=== Written problem ===
Reproduce the entries exactly.

==== Material provided

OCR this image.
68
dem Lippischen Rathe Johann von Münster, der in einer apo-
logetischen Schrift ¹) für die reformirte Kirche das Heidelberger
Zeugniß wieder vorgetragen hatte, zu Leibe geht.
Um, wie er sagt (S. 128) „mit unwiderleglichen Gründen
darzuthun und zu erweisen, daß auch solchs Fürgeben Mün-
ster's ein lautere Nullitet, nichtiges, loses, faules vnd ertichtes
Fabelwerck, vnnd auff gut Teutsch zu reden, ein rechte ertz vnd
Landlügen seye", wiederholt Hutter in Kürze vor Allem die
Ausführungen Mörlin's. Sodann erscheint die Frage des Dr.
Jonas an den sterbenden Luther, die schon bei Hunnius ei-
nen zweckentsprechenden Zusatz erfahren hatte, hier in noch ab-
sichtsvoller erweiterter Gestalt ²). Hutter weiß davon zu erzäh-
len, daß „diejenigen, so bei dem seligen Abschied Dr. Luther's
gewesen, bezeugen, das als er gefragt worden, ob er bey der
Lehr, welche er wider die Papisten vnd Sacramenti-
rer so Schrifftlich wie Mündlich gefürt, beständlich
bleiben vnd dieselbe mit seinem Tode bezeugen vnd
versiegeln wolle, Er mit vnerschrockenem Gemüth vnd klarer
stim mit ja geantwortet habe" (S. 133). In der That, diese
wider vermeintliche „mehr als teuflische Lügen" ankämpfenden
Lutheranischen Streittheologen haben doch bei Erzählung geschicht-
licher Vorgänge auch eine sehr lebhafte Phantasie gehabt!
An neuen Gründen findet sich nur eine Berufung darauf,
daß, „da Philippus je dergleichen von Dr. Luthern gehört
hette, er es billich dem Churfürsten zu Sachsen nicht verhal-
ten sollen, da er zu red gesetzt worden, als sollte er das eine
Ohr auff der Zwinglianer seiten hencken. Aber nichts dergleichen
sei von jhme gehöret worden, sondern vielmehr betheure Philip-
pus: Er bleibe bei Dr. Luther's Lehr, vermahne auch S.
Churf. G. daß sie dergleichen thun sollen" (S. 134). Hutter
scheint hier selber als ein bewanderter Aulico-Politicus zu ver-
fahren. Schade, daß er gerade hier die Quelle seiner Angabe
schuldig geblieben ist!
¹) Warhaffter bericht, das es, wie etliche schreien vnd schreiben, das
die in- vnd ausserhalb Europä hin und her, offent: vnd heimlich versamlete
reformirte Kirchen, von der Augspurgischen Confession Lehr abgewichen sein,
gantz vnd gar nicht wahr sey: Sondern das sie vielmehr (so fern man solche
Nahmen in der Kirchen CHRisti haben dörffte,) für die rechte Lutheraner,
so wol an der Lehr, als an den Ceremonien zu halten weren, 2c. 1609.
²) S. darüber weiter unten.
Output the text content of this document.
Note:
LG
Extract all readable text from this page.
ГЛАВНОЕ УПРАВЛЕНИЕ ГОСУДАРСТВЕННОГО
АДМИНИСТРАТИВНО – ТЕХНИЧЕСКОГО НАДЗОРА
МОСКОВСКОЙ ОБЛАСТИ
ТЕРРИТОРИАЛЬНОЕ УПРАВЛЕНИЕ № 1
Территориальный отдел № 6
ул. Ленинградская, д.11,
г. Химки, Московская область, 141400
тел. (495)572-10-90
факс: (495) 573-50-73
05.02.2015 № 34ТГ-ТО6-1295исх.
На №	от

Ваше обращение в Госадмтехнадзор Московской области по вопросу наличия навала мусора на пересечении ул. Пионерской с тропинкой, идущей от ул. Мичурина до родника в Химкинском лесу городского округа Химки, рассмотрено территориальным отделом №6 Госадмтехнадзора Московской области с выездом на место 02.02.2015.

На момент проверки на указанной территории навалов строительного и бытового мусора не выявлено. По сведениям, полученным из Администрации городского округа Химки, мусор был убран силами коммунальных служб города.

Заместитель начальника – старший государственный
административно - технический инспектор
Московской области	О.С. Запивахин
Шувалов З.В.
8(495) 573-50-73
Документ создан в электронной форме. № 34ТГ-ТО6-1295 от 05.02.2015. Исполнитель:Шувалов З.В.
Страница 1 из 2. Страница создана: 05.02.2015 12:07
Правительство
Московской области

========

=== Problem solution ===
OCR this image.
68
dem Lippischen Rathe Johann von Münster, der in einer apo-
logetischen Schrift ¹) für die reformirte Kirche das Heidelberger
Zeugniß wieder vorgetragen hatte, zu Leibe geht.
Um, wie er sagt (S. 128) „mit unwiderleglichen Gründen
darzuthun und zu erweisen, daß auch solchs Fürgeben Mün-
ster's ein lautere Nullitet, nichtiges, loses, faules vnd ertichtes
Fabelwerck, vnnd auff gut Teutsch zu reden, ein rechte ertz vnd
Landlügen seye", wiederholt Hutter in Kürze vor Allem die
Ausführungen Mörlin's. Sodann erscheint die Frage des Dr.
Jonas an den sterbenden Luther, die schon bei Hunnius ei-
nen zweckentsprechenden Zusatz erfahren hatte, hier in noch ab-
sichtsvoller erweiterter Gestalt ²). Hutter weiß davon zu erzäh-
len, daß „diejenigen, so bei dem seligen Abschied Dr. Luther's
gewesen, bezeugen, das als er gefragt worden, ob er bey der
Lehr, welche er wider die Papisten vnd Sacramenti-
rer so Schrifftlich wie Mündlich gefürt, beständlich
bleiben vnd dieselbe mit seinem Tode bezeugen vnd
versiegeln wolle, Er mit vnerschrockenem Gemüth vnd klarer
stim mit ja geantwortet habe" (S. 133). In der That, diese
wider vermeintliche „mehr als teuflische Lügen" ankämpfenden
Lutheranischen Streittheologen haben doch bei Erzählung geschicht-
licher Vorgänge auch eine sehr lebhafte Phantasie gehabt!
An neuen Gründen findet sich nur eine Berufung darauf,
daß, „da Philippus je dergleichen von Dr. Luthern gehört
hette, er es billich dem Churfürsten zu Sachsen nicht verhal-
ten sollen, da er zu red gesetzt worden, als sollte er das eine
Ohr auff der Zwinglianer seiten hencken. Aber nichts dergleichen
sei von jhme gehöret worden, sondern vielmehr betheure Philip-
pus: Er bleibe bei Dr. Luther's Lehr, vermahne auch S.
Churf. G. daß sie dergleichen thun sollen" (S. 134). Hutter
scheint hier selber als ein bewanderter Aulico-Politicus zu ver-
fahren. Schade, daß er gerade hier die Quelle seiner Angabe
schuldig geblieben ist!
¹) Warhaffter bericht, das es, wie etliche schreien vnd schreiben, das
die in- vnd ausserhalb Europä hin und her, offent: vnd heimlich versamlete
reformirte Kirchen, von der Augspurgischen Confession Lehr abgewichen sein,
gantz vnd gar nicht wahr sey: Sondern das sie vielmehr (so fern man solche
Nahmen in der Kirchen CHRisti haben dörffte,) für die rechte Lutheraner,
so wol an der Lehr, als an den Ceremonien zu halten weren, 2c. 1609.
²) S. darüber weiter unten.
Output the text content of this document.
Note:
LG
Extract all readable text from this page.
ГЛАВНОЕ УПРАВЛЕНИЕ ГОСУДАРСТВЕННОГО
АДМИНИСТРАТИВНО – ТЕХНИЧЕСКОГО НАДЗОРА
МОСКОВСКОЙ ОБЛАСТИ
ТЕРРИТОРИАЛЬНОЕ УПРАВЛЕНИЕ № 1
Территориальный отдел № 6
ул. Ленинградская, д.11,
г. Химки, Московская область, 141400
тел. (495)572-10-90
факс: (495) 573-50-73
05.02.2015 № 34ТГ-ТО6-1295исх.
На №	от

Ваше обращение в Госадмтехнадзор Московской области по вопросу наличия навала мусора на пересечении ул. Пионерской с тропинкой, идущей от ул. Мичурина до родника в Химкинском лесу городского округа Химки, рассмотрено территориальным отделом №6 Госадмтехнадзора Московской области с выездом на место 02.02.2015.

На момент проверки на указанной территории навалов строительного и бытового мусора не выявлено. По сведениям, полученным из Администрации городского округа Химки, мусор был убран силами коммунальных служб города.

Заместитель начальника – старший государственный
административно - технический инспектор
Московской области	О.С. Запивахин
Шувалов З.В.
8(495) 573-50-73
Документ создан в электронной форме. № 34ТГ-ТО6-1295 от 05.02.2015. Исполнитель:Шувалов З.В.
Страница 1 из 2. Страница создана: 05.02.2015 12:07
Правительство
Московской области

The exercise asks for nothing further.